* _Task brief_:
Return the data from the line with "bar [38, 328, 81, 331]" up to and including the line with "x-tick-label: EMB [44, 8, 74, 18]", copying each line unchanged.

* _The input_:
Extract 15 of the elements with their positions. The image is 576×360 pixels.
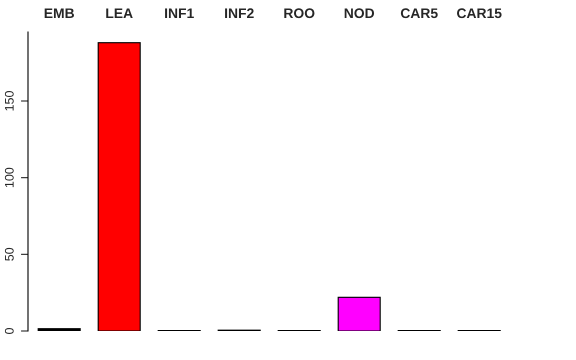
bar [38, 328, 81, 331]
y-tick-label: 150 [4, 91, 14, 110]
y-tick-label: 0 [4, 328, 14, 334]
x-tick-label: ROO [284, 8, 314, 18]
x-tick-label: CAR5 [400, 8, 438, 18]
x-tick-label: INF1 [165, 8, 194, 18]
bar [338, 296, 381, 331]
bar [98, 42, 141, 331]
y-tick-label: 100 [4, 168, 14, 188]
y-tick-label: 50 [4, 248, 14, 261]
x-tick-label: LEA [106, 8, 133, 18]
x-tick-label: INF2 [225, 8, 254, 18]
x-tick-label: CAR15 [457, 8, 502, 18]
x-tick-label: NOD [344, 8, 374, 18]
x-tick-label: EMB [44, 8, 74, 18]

---

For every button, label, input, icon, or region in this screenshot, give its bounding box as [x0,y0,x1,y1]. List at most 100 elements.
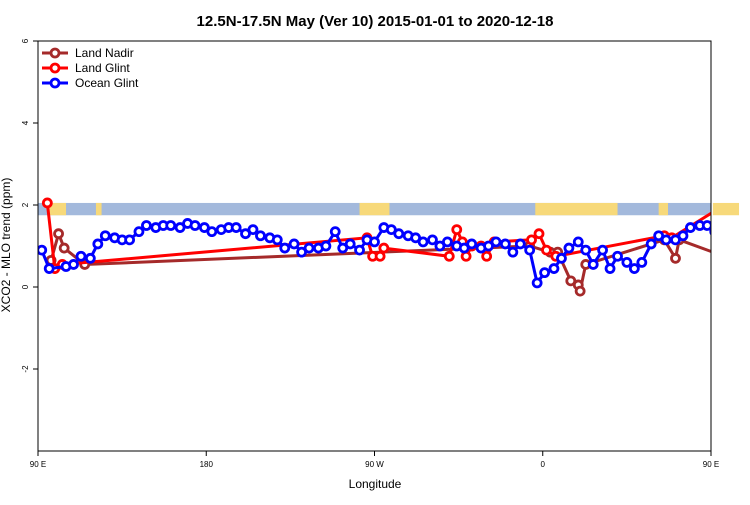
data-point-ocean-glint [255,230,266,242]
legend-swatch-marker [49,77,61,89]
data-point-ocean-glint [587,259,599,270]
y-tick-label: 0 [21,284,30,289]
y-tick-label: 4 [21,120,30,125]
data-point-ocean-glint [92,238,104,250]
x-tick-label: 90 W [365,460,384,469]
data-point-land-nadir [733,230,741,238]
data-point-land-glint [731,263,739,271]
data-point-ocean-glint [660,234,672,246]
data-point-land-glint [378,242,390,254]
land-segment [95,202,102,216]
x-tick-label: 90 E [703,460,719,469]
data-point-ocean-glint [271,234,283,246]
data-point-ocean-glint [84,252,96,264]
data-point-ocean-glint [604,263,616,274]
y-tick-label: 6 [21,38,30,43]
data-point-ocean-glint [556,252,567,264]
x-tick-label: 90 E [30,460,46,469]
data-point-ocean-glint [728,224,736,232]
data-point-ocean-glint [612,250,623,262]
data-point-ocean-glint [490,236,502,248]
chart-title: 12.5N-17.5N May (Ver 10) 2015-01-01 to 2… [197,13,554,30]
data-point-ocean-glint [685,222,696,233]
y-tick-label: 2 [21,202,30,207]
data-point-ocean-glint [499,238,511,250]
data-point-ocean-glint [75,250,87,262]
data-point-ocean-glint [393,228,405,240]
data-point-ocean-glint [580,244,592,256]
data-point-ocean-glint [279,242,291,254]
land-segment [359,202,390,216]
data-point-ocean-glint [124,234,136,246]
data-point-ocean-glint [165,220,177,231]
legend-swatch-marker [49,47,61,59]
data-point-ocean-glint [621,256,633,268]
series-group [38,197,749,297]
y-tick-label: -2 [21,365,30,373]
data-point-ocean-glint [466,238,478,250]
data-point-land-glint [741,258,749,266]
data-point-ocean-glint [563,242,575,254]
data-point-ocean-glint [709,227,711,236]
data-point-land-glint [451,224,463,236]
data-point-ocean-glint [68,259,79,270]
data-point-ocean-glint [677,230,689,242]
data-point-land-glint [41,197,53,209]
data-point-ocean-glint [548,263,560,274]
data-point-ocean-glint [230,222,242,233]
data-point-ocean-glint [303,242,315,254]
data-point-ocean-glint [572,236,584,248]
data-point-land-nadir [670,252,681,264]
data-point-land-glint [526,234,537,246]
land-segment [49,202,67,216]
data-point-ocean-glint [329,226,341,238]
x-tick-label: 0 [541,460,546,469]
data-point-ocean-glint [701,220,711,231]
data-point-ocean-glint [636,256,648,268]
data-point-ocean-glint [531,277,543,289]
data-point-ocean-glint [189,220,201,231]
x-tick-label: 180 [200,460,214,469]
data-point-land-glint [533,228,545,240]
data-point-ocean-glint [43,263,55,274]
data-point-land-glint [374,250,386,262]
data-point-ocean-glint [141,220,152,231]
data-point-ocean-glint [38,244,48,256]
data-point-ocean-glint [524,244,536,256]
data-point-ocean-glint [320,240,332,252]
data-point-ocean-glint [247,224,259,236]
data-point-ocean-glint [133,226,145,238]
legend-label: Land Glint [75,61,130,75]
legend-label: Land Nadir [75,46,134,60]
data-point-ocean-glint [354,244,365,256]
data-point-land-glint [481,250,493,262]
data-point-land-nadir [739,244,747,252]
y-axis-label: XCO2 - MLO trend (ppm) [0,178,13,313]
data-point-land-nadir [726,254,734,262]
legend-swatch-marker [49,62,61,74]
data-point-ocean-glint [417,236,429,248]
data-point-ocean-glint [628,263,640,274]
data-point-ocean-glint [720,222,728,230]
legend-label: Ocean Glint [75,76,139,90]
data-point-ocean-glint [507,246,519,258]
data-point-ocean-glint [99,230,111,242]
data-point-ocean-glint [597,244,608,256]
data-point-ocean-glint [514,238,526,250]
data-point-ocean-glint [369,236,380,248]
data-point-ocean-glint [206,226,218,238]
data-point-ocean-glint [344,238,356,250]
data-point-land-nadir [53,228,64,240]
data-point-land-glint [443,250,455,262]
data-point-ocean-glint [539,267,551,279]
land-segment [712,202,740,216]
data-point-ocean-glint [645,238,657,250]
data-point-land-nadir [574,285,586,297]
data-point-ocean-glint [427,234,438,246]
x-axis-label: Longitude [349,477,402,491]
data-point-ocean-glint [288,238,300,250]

* * *

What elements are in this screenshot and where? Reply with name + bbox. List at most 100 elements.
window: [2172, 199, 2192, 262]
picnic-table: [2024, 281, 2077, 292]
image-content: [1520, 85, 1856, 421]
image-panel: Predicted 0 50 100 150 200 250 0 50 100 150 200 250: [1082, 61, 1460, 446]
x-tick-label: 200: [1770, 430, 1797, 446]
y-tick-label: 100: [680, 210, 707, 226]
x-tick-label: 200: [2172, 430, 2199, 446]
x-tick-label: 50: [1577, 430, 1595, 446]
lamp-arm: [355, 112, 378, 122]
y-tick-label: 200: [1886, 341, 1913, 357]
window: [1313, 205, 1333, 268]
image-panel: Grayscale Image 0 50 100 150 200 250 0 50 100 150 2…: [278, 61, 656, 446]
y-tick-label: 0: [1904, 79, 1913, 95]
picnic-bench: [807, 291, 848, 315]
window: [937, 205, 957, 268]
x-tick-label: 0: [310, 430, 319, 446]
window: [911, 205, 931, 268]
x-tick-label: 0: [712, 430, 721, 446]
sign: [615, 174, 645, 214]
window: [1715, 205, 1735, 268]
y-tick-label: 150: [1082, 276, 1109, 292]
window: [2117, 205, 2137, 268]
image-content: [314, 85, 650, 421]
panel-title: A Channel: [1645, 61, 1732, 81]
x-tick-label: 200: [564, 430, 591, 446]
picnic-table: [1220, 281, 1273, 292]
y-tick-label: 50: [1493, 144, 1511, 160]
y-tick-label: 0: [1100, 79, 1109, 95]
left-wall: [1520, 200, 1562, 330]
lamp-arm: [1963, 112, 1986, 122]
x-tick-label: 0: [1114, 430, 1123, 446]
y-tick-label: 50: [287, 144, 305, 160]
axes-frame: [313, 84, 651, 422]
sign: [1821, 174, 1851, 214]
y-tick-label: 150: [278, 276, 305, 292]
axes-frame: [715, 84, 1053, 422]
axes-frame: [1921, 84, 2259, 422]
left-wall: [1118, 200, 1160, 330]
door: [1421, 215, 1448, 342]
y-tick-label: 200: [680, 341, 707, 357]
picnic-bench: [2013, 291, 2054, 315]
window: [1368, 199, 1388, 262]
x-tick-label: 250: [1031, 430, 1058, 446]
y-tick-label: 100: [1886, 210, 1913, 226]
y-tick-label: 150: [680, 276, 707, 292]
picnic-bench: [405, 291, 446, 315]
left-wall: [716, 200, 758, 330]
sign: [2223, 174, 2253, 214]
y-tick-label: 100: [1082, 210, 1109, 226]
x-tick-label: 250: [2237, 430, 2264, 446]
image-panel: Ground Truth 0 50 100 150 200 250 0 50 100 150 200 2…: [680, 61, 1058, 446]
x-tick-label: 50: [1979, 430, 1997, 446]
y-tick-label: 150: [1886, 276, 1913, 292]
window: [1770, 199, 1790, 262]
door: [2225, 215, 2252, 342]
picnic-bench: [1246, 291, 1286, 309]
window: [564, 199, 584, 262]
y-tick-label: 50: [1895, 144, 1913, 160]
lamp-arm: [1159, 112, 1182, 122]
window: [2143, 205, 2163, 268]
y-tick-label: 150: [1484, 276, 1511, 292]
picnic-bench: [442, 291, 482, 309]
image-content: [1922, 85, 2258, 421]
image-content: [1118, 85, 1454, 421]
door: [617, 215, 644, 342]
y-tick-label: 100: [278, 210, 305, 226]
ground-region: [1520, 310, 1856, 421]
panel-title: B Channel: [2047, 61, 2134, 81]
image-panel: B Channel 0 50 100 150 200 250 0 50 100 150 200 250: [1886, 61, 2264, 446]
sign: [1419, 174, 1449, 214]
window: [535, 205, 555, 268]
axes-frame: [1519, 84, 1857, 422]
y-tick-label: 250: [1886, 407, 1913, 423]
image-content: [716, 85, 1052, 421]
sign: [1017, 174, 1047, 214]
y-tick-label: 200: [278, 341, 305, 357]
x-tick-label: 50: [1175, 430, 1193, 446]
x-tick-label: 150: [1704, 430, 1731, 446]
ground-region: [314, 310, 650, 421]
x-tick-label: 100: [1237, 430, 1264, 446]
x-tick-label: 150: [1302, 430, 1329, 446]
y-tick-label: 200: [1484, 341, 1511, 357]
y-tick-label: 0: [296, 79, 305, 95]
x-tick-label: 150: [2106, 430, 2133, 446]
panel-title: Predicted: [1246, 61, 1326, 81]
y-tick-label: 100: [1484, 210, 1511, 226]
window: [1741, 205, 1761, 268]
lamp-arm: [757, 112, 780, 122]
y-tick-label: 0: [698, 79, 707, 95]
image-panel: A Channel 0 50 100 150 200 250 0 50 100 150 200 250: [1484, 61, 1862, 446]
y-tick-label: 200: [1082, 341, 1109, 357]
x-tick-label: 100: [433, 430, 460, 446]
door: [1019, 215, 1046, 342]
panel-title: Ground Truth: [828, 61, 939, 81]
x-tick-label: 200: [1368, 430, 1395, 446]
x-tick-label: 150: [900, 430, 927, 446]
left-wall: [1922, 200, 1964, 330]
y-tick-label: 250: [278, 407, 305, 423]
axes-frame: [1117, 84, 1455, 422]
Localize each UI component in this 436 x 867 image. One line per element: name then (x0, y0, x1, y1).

* _Written solution_:
bar [38, 328, 81, 331]
y-tick-label: 150 [4, 91, 14, 110]
y-tick-label: 0 [4, 328, 14, 334]
x-tick-label: ROO [284, 8, 314, 18]
x-tick-label: CAR5 [400, 8, 438, 18]
x-tick-label: INF1 [165, 8, 194, 18]
bar [338, 296, 381, 331]
bar [98, 42, 141, 331]
y-tick-label: 100 [4, 168, 14, 188]
y-tick-label: 50 [4, 248, 14, 261]
x-tick-label: LEA [106, 8, 133, 18]
x-tick-label: INF2 [225, 8, 254, 18]
x-tick-label: CAR15 [457, 8, 502, 18]
x-tick-label: NOD [344, 8, 374, 18]
x-tick-label: EMB [44, 8, 74, 18]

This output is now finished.